-- start of Records supplied --

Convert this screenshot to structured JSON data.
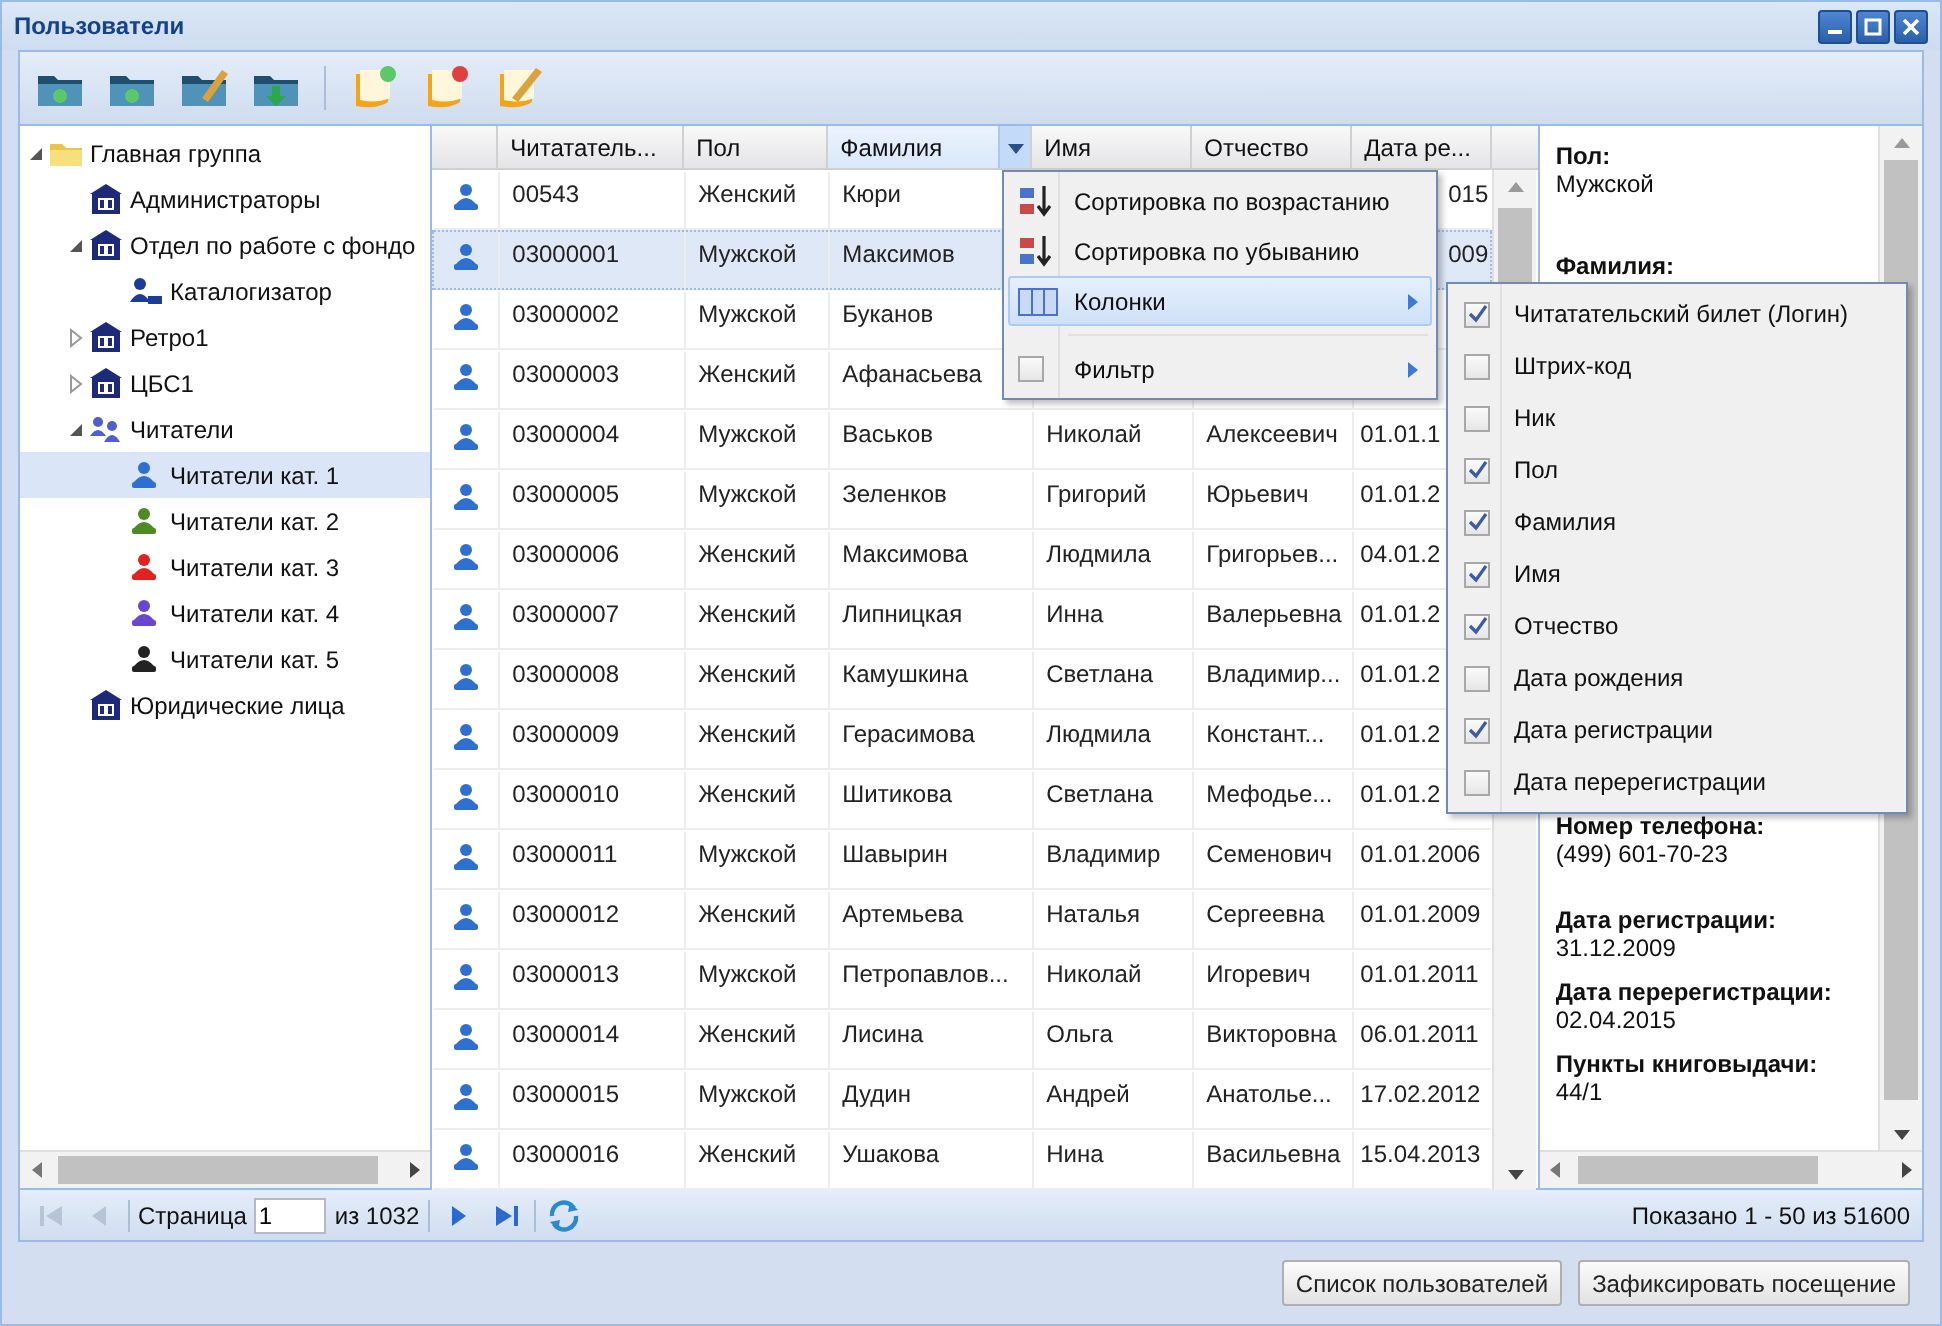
{
  "window": {
    "title": "Пользователи"
  },
  "tree": [
    {
      "label": "Главная группа",
      "kind": "folder",
      "expanded": true,
      "selected": false,
      "children": [
        {
          "label": "Администраторы",
          "kind": "department",
          "selected": false
        },
        {
          "label": "Отдел по работе с фондо",
          "kind": "department",
          "expanded": true,
          "selected": false,
          "children": [
            {
              "label": "Каталогизатор",
              "kind": "user",
              "selected": false
            }
          ]
        },
        {
          "label": "Ретро1",
          "kind": "department",
          "expanded": false,
          "selected": false
        },
        {
          "label": "ЦБС1",
          "kind": "department",
          "expanded": false,
          "selected": false
        },
        {
          "label": "Читатели",
          "kind": "group",
          "expanded": true,
          "selected": false,
          "children": [
            {
              "label": "Читатели кат. 1",
              "kind": "reader",
              "color": "#2f6fd0",
              "selected": true
            },
            {
              "label": "Читатели кат. 2",
              "kind": "reader",
              "color": "#4e8a24",
              "selected": false
            },
            {
              "label": "Читатели кат. 3",
              "kind": "reader",
              "color": "#e0231f",
              "selected": false
            },
            {
              "label": "Читатели кат. 4",
              "kind": "reader",
              "color": "#6a45d0",
              "selected": false
            },
            {
              "label": "Читатели кат. 5",
              "kind": "reader",
              "color": "#222222",
              "selected": false
            }
          ]
        },
        {
          "label": "Юридические лица",
          "kind": "department",
          "selected": false
        }
      ]
    }
  ],
  "grid": {
    "columns": [
      {
        "label": "Читататель...",
        "menu_open": false
      },
      {
        "label": "Пол",
        "menu_open": false
      },
      {
        "label": "Фамилия",
        "menu_open": true
      },
      {
        "label": "Имя",
        "menu_open": false
      },
      {
        "label": "Отчество",
        "menu_open": false
      },
      {
        "label": "Дата ре...",
        "menu_open": false
      }
    ],
    "rows": [
      {
        "card": "00543",
        "sex": "Женский",
        "surname": "Кюри",
        "date_tail": "015",
        "selected": false
      },
      {
        "card": "03000001",
        "sex": "Мужской",
        "surname": "Максимов",
        "date_tail": "009",
        "selected": true
      },
      {
        "card": "03000002",
        "sex": "Мужской",
        "surname": "Буканов",
        "selected": false
      },
      {
        "card": "03000003",
        "sex": "Женский",
        "surname": "Афанасьева",
        "selected": false
      },
      {
        "card": "03000004",
        "sex": "Мужской",
        "surname": "Васьков",
        "name": "Николай",
        "patronymic": "Алексеевич",
        "date": "01.01.1",
        "selected": false
      },
      {
        "card": "03000005",
        "sex": "Мужской",
        "surname": "Зеленков",
        "name": "Григорий",
        "patronymic": "Юрьевич",
        "date": "01.01.2",
        "selected": false
      },
      {
        "card": "03000006",
        "sex": "Женский",
        "surname": "Максимова",
        "name": "Людмила",
        "patronymic": "Григорьев...",
        "date": "04.01.2",
        "selected": false
      },
      {
        "card": "03000007",
        "sex": "Женский",
        "surname": "Липницкая",
        "name": "Инна",
        "patronymic": "Валерьевна",
        "date": "01.01.2",
        "selected": false
      },
      {
        "card": "03000008",
        "sex": "Женский",
        "surname": "Камушкина",
        "name": "Светлана",
        "patronymic": "Владимир...",
        "date": "01.01.2",
        "selected": false
      },
      {
        "card": "03000009",
        "sex": "Женский",
        "surname": "Герасимова",
        "name": "Людмила",
        "patronymic": "Констант...",
        "date": "01.01.2",
        "selected": false
      },
      {
        "card": "03000010",
        "sex": "Женский",
        "surname": "Шитикова",
        "name": "Светлана",
        "patronymic": "Мефодье...",
        "date": "01.01.2",
        "selected": false
      },
      {
        "card": "03000011",
        "sex": "Мужской",
        "surname": "Шавырин",
        "name": "Владимир",
        "patronymic": "Семенович",
        "date": "01.01.2006",
        "selected": false
      },
      {
        "card": "03000012",
        "sex": "Женский",
        "surname": "Артемьева",
        "name": "Наталья",
        "patronymic": "Сергеевна",
        "date": "01.01.2009",
        "selected": false
      },
      {
        "card": "03000013",
        "sex": "Мужской",
        "surname": "Петропавлов...",
        "name": "Николай",
        "patronymic": "Игоревич",
        "date": "01.01.2011",
        "selected": false
      },
      {
        "card": "03000014",
        "sex": "Женский",
        "surname": "Лисина",
        "name": "Ольга",
        "patronymic": "Викторовна",
        "date": "06.01.2011",
        "selected": false
      },
      {
        "card": "03000015",
        "sex": "Мужской",
        "surname": "Дудин",
        "name": "Андрей",
        "patronymic": "Анатолье...",
        "date": "17.02.2012",
        "selected": false
      },
      {
        "card": "03000016",
        "sex": "Женский",
        "surname": "Ушакова",
        "name": "Нина",
        "patronymic": "Васильевна",
        "date": "15.04.2013",
        "selected": false
      }
    ]
  },
  "column_menu": {
    "items": [
      {
        "kind": "sort_asc",
        "label": "Сортировка по возрастанию",
        "selected": false
      },
      {
        "kind": "sort_desc",
        "label": "Сортировка по убыванию",
        "selected": false
      },
      {
        "kind": "columns",
        "label": "Колонки",
        "selected": true
      },
      {
        "kind": "filter",
        "label": "Фильтр",
        "selected": false,
        "checked": false
      }
    ]
  },
  "columns_submenu": {
    "items": [
      {
        "label": "Читатательский билет (Логин)",
        "checked": true
      },
      {
        "label": "Штрих-код",
        "checked": false
      },
      {
        "label": "Ник",
        "checked": false
      },
      {
        "label": "Пол",
        "checked": true
      },
      {
        "label": "Фамилия",
        "checked": true
      },
      {
        "label": "Имя",
        "checked": true
      },
      {
        "label": "Отчество",
        "checked": true
      },
      {
        "label": "Дата рождения",
        "checked": false
      },
      {
        "label": "Дата регистрации",
        "checked": true
      },
      {
        "label": "Дата перерегистрации",
        "checked": false
      }
    ]
  },
  "details": {
    "fields": [
      {
        "label": "Пол:",
        "value": "Мужской"
      },
      {
        "label": "Фамилия:"
      },
      {
        "label": "Номер телефона:",
        "value": "(499) 601-70-23"
      },
      {
        "label": "Дата регистрации:",
        "value": "31.12.2009"
      },
      {
        "label": "Дата перерегистрации:",
        "value": "02.04.2015"
      },
      {
        "label": "Пункты книговыдачи:",
        "value": "44/1"
      }
    ]
  },
  "pager": {
    "back": [
      {
        "kind": "first",
        "disabled": true
      },
      {
        "kind": "prev",
        "disabled": true
      }
    ],
    "page_label": "Страница",
    "page": "1",
    "total": "из 1032",
    "forward": [
      {
        "kind": "next",
        "disabled": false
      },
      {
        "kind": "last",
        "disabled": false
      }
    ],
    "summary": "Показано 1 - 50 из 51600"
  },
  "actions": [
    "Список пользователей",
    "Зафиксировать посещение"
  ]
}
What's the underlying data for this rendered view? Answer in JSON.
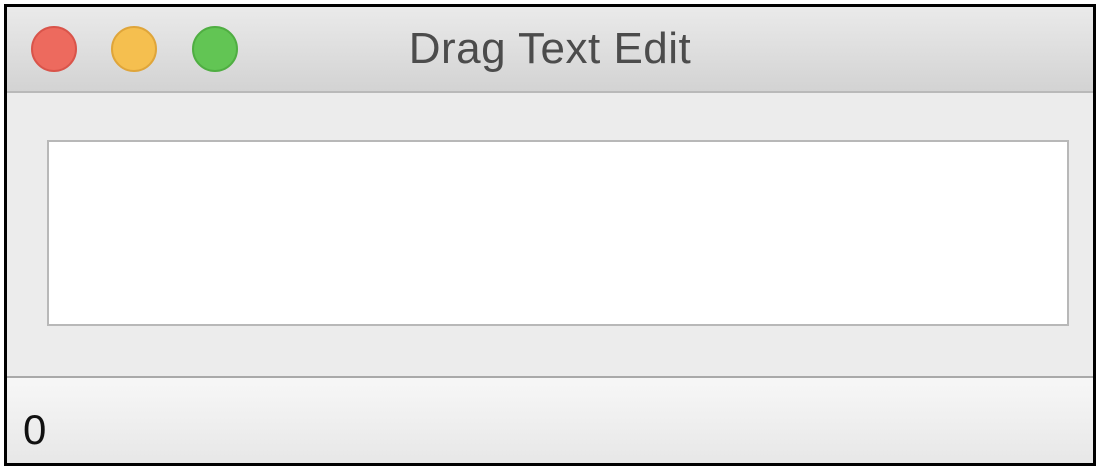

-- end of Records supplied --

- **Requirement**: Retype the listing exactly. Pictures do not belong in the copy.

- **Solved problem**:
Convert this screenshot to structured JSON data.
{
  "window": {
    "title": "Пользователи"
  },
  "tree": [
    {
      "label": "Главная группа",
      "kind": "folder",
      "expanded": true,
      "selected": false,
      "children": [
        {
          "label": "Администраторы",
          "kind": "department",
          "selected": false
        },
        {
          "label": "Отдел по работе с фондо",
          "kind": "department",
          "expanded": true,
          "selected": false,
          "children": [
            {
              "label": "Каталогизатор",
              "kind": "user",
              "selected": false
            }
          ]
        },
        {
          "label": "Ретро1",
          "kind": "department",
          "expanded": false,
          "selected": false
        },
        {
          "label": "ЦБС1",
          "kind": "department",
          "expanded": false,
          "selected": false
        },
        {
          "label": "Читатели",
          "kind": "group",
          "expanded": true,
          "selected": false,
          "children": [
            {
              "label": "Читатели кат. 1",
              "kind": "reader",
              "color": "#2f6fd0",
              "selected": true
            },
            {
              "label": "Читатели кат. 2",
              "kind": "reader",
              "color": "#4e8a24",
              "selected": false
            },
            {
              "label": "Читатели кат. 3",
              "kind": "reader",
              "color": "#e0231f",
              "selected": false
            },
            {
              "label": "Читатели кат. 4",
              "kind": "reader",
              "color": "#6a45d0",
              "selected": false
            },
            {
              "label": "Читатели кат. 5",
              "kind": "reader",
              "color": "#222222",
              "selected": false
            }
          ]
        },
        {
          "label": "Юридические лица",
          "kind": "department",
          "selected": false
        }
      ]
    }
  ],
  "grid": {
    "columns": [
      {
        "label": "Читататель...",
        "menu_open": false
      },
      {
        "label": "Пол",
        "menu_open": false
      },
      {
        "label": "Фамилия",
        "menu_open": true
      },
      {
        "label": "Имя",
        "menu_open": false
      },
      {
        "label": "Отчество",
        "menu_open": false
      },
      {
        "label": "Дата ре...",
        "menu_open": false
      }
    ],
    "rows": [
      {
        "card": "00543",
        "sex": "Женский",
        "surname": "Кюри",
        "date_tail": "015",
        "selected": false
      },
      {
        "card": "03000001",
        "sex": "Мужской",
        "surname": "Максимов",
        "date_tail": "009",
        "selected": true
      },
      {
        "card": "03000002",
        "sex": "Мужской",
        "surname": "Буканов",
        "selected": false
      },
      {
        "card": "03000003",
        "sex": "Женский",
        "surname": "Афанасьева",
        "selected": false
      },
      {
        "card": "03000004",
        "sex": "Мужской",
        "surname": "Васьков",
        "name": "Николай",
        "patronymic": "Алексеевич",
        "date": "01.01.1",
        "selected": false
      },
      {
        "card": "03000005",
        "sex": "Мужской",
        "surname": "Зеленков",
        "name": "Григорий",
        "patronymic": "Юрьевич",
        "date": "01.01.2",
        "selected": false
      },
      {
        "card": "03000006",
        "sex": "Женский",
        "surname": "Максимова",
        "name": "Людмила",
        "patronymic": "Григорьев...",
        "date": "04.01.2",
        "selected": false
      },
      {
        "card": "03000007",
        "sex": "Женский",
        "surname": "Липницкая",
        "name": "Инна",
        "patronymic": "Валерьевна",
        "date": "01.01.2",
        "selected": false
      },
      {
        "card": "03000008",
        "sex": "Женский",
        "surname": "Камушкина",
        "name": "Светлана",
        "patronymic": "Владимир...",
        "date": "01.01.2",
        "selected": false
      },
      {
        "card": "03000009",
        "sex": "Женский",
        "surname": "Герасимова",
        "name": "Людмила",
        "patronymic": "Констант...",
        "date": "01.01.2",
        "selected": false
      },
      {
        "card": "03000010",
        "sex": "Женский",
        "surname": "Шитикова",
        "name": "Светлана",
        "patronymic": "Мефодье...",
        "date": "01.01.2",
        "selected": false
      },
      {
        "card": "03000011",
        "sex": "Мужской",
        "surname": "Шавырин",
        "name": "Владимир",
        "patronymic": "Семенович",
        "date": "01.01.2006",
        "selected": false
      },
      {
        "card": "03000012",
        "sex": "Женский",
        "surname": "Артемьева",
        "name": "Наталья",
        "patronymic": "Сергеевна",
        "date": "01.01.2009",
        "selected": false
      },
      {
        "card": "03000013",
        "sex": "Мужской",
        "surname": "Петропавлов...",
        "name": "Николай",
        "patronymic": "Игоревич",
        "date": "01.01.2011",
        "selected": false
      },
      {
        "card": "03000014",
        "sex": "Женский",
        "surname": "Лисина",
        "name": "Ольга",
        "patronymic": "Викторовна",
        "date": "06.01.2011",
        "selected": false
      },
      {
        "card": "03000015",
        "sex": "Мужской",
        "surname": "Дудин",
        "name": "Андрей",
        "patronymic": "Анатолье...",
        "date": "17.02.2012",
        "selected": false
      },
      {
        "card": "03000016",
        "sex": "Женский",
        "surname": "Ушакова",
        "name": "Нина",
        "patronymic": "Васильевна",
        "date": "15.04.2013",
        "selected": false
      }
    ]
  },
  "column_menu": {
    "items": [
      {
        "kind": "sort_asc",
        "label": "Сортировка по возрастанию",
        "selected": false
      },
      {
        "kind": "sort_desc",
        "label": "Сортировка по убыванию",
        "selected": false
      },
      {
        "kind": "columns",
        "label": "Колонки",
        "selected": true
      },
      {
        "kind": "filter",
        "label": "Фильтр",
        "selected": false,
        "checked": false
      }
    ]
  },
  "columns_submenu": {
    "items": [
      {
        "label": "Читатательский билет (Логин)",
        "checked": true
      },
      {
        "label": "Штрих-код",
        "checked": false
      },
      {
        "label": "Ник",
        "checked": false
      },
      {
        "label": "Пол",
        "checked": true
      },
      {
        "label": "Фамилия",
        "checked": true
      },
      {
        "label": "Имя",
        "checked": true
      },
      {
        "label": "Отчество",
        "checked": true
      },
      {
        "label": "Дата рождения",
        "checked": false
      },
      {
        "label": "Дата регистрации",
        "checked": true
      },
      {
        "label": "Дата перерегистрации",
        "checked": false
      }
    ]
  },
  "details": {
    "fields": [
      {
        "label": "Пол:",
        "value": "Мужской"
      },
      {
        "label": "Фамилия:"
      },
      {
        "label": "Номер телефона:",
        "value": "(499) 601-70-23"
      },
      {
        "label": "Дата регистрации:",
        "value": "31.12.2009"
      },
      {
        "label": "Дата перерегистрации:",
        "value": "02.04.2015"
      },
      {
        "label": "Пункты книговыдачи:",
        "value": "44/1"
      }
    ]
  },
  "pager": {
    "back": [
      {
        "kind": "first",
        "disabled": true
      },
      {
        "kind": "prev",
        "disabled": true
      }
    ],
    "page_label": "Страница",
    "page": "1",
    "total": "из 1032",
    "forward": [
      {
        "kind": "next",
        "disabled": false
      },
      {
        "kind": "last",
        "disabled": false
      }
    ],
    "summary": "Показано 1 - 50 из 51600"
  },
  "actions": [
    "Список пользователей",
    "Зафиксировать посещение"
  ]
}
What's the underlying data for this rendered view? Answer in JSON.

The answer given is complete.